TASK STATEMENT — All of the material should be reproduced exactly, with pictures left out.

(Saved entries)

---*---

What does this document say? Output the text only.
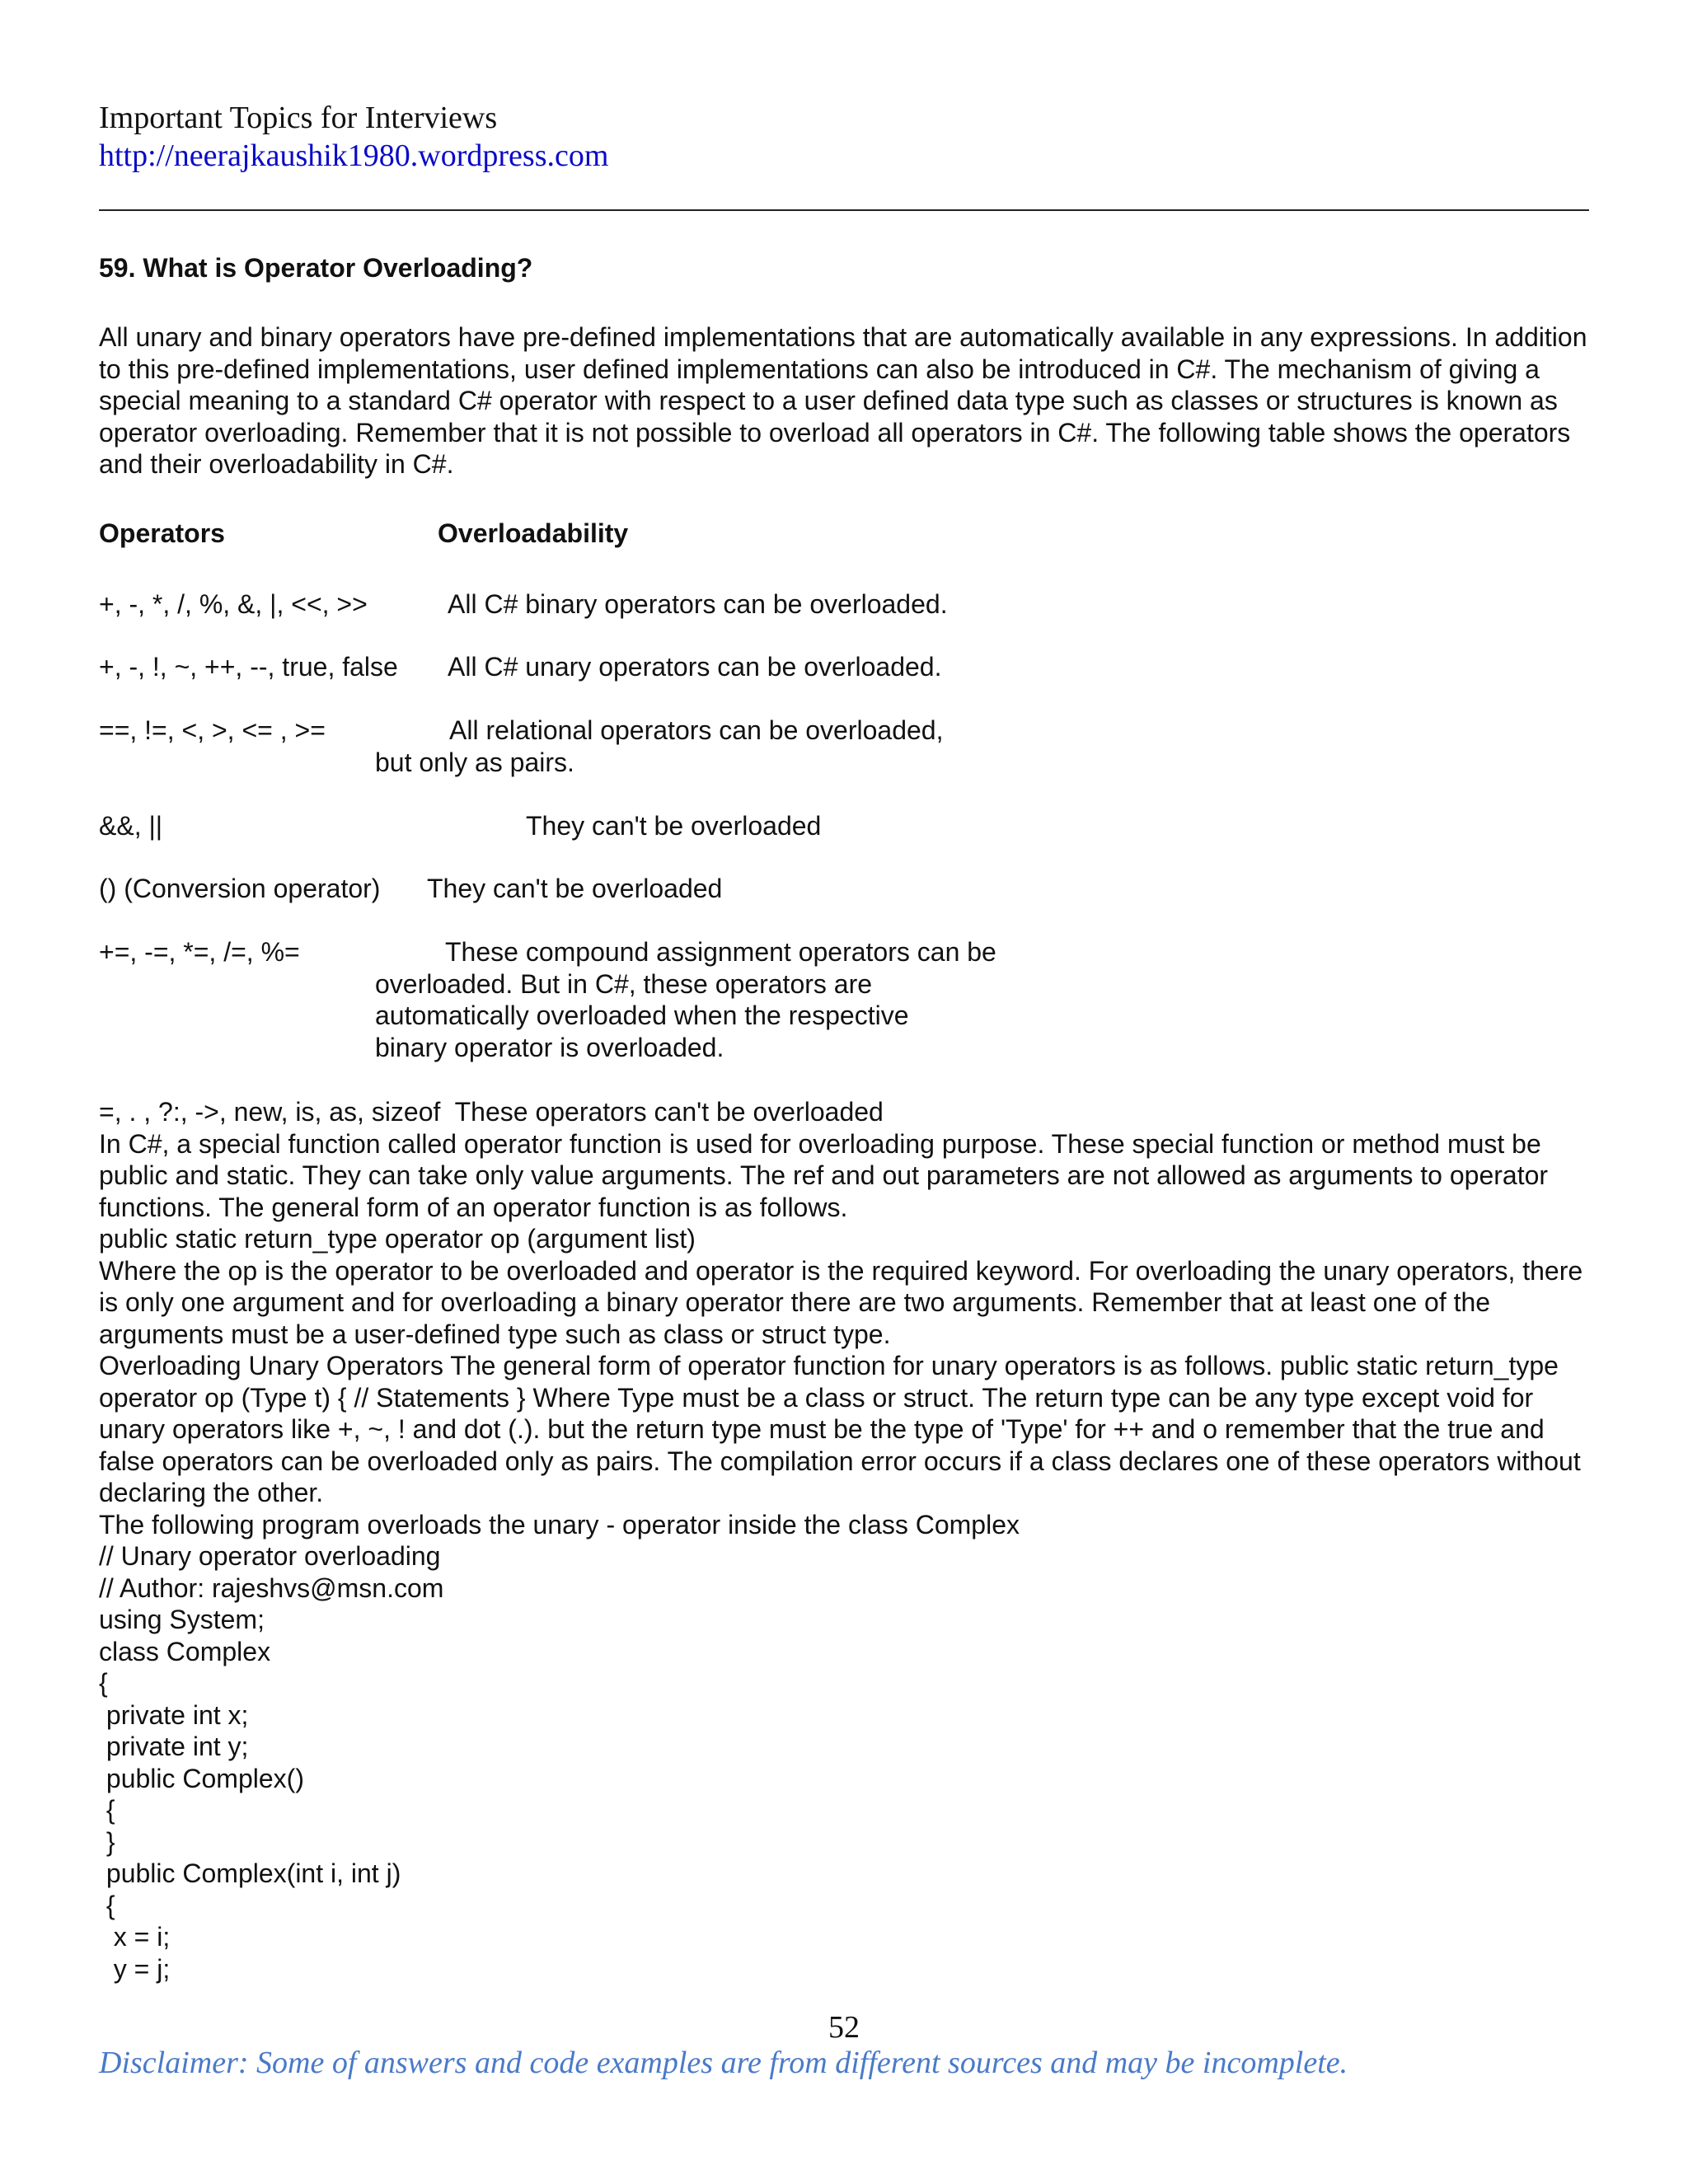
Important Topics for Interviews
http://neerajkaushik1980.wordpress.com
59. What is Operator Overloading?
All unary and binary operators have pre-defined implementations that are automatically available in any expressions. In addition to this pre-defined implementations, user defined implementations can also be introduced in C#. The mechanism of giving a special meaning to a standard C# operator with respect to a user defined data type such as classes or structures is known as operator overloading. Remember that it is not possible to overload all operators in C#. The following table shows the operators and their overloadability in C#.
Operators	Overloadability
+, -, *, /, %, &, |, <<, >>	All C# binary operators can be overloaded.
+, -, !, ~, ++, --, true, false All C# unary operators can be overloaded.
==, !=, <, >, <= , >=	All relational operators can be overloaded,
but only as pairs.
&&, ||	They can't be overloaded
() (Conversion operator) They can't be overloaded
+=, -=, *=, /=, %=	These compound assignment operators can be
overloaded. But in C#, these operators are
automatically overloaded when the respective
binary operator is overloaded.
=, . , ?:, ->, new, is, as, sizeof  These operators can't be overloaded
In C#, a special function called operator function is used for overloading purpose. These special function or method must be public and static. They can take only value arguments. The ref and out parameters are not allowed as arguments to operator functions. The general form of an operator function is as follows.
public static return_type operator op (argument list)
Where the op is the operator to be overloaded and operator is the required keyword. For overloading the unary operators, there is only one argument and for overloading a binary operator there are two arguments. Remember that at least one of the arguments must be a user-defined type such as class or struct type.
Overloading Unary Operators The general form of operator function for unary operators is as follows. public static return_type operator op (Type t) { // Statements } Where Type must be a class or struct. The return type can be any type except void for unary operators like +, ~, ! and dot (.). but the return type must be the type of 'Type' for ++ and o remember that the true and false operators can be overloaded only as pairs. The compilation error occurs if a class declares one of these operators without declaring the other.
The following program overloads the unary - operator inside the class Complex
// Unary operator overloading
// Author: rajeshvs@msn.com
using System;
class Complex
{
private int x;
private int y;
public Complex()
{
}
public Complex(int i, int j)
{
x = i;
y = j;
52
Disclaimer: Some of answers and code examples are from different sources and may be incomplete.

---*---

COMPLETE RESPONSE —
What does this document say? Output the text only.
Important Topics for Interviews
http://neerajkaushik1980.wordpress.com
59. What is Operator Overloading?
All unary and binary operators have pre-defined implementations that are automatically available in any expressions. In addition to this pre-defined implementations, user defined implementations can also be introduced in C#. The mechanism of giving a special meaning to a standard C# operator with respect to a user defined data type such as classes or structures is known as operator overloading. Remember that it is not possible to overload all operators in C#. The following table shows the operators and their overloadability in C#.
Operators	Overloadability
+, -, *, /, %, &, |, <<, >>	All C# binary operators can be overloaded.
+, -, !, ~, ++, --, true, false All C# unary operators can be overloaded.
==, !=, <, >, <= , >=	All relational operators can be overloaded,
but only as pairs.
&&, ||	They can't be overloaded
() (Conversion operator) They can't be overloaded
+=, -=, *=, /=, %=	These compound assignment operators can be
overloaded. But in C#, these operators are
automatically overloaded when the respective
binary operator is overloaded.
=, . , ?:, ->, new, is, as, sizeof  These operators can't be overloaded
In C#, a special function called operator function is used for overloading purpose. These special function or method must be public and static. They can take only value arguments. The ref and out parameters are not allowed as arguments to operator functions. The general form of an operator function is as follows.
public static return_type operator op (argument list)
Where the op is the operator to be overloaded and operator is the required keyword. For overloading the unary operators, there is only one argument and for overloading a binary operator there are two arguments. Remember that at least one of the arguments must be a user-defined type such as class or struct type.
Overloading Unary Operators The general form of operator function for unary operators is as follows. public static return_type operator op (Type t) { // Statements } Where Type must be a class or struct. The return type can be any type except void for unary operators like +, ~, ! and dot (.). but the return type must be the type of 'Type' for ++ and o remember that the true and false operators can be overloaded only as pairs. The compilation error occurs if a class declares one of these operators without declaring the other.
The following program overloads the unary - operator inside the class Complex
// Unary operator overloading
// Author: rajeshvs@msn.com
using System;
class Complex
{
private int x;
private int y;
public Complex()
{
}
public Complex(int i, int j)
{
x = i;
y = j;
52
Disclaimer: Some of answers and code examples are from different sources and may be incomplete.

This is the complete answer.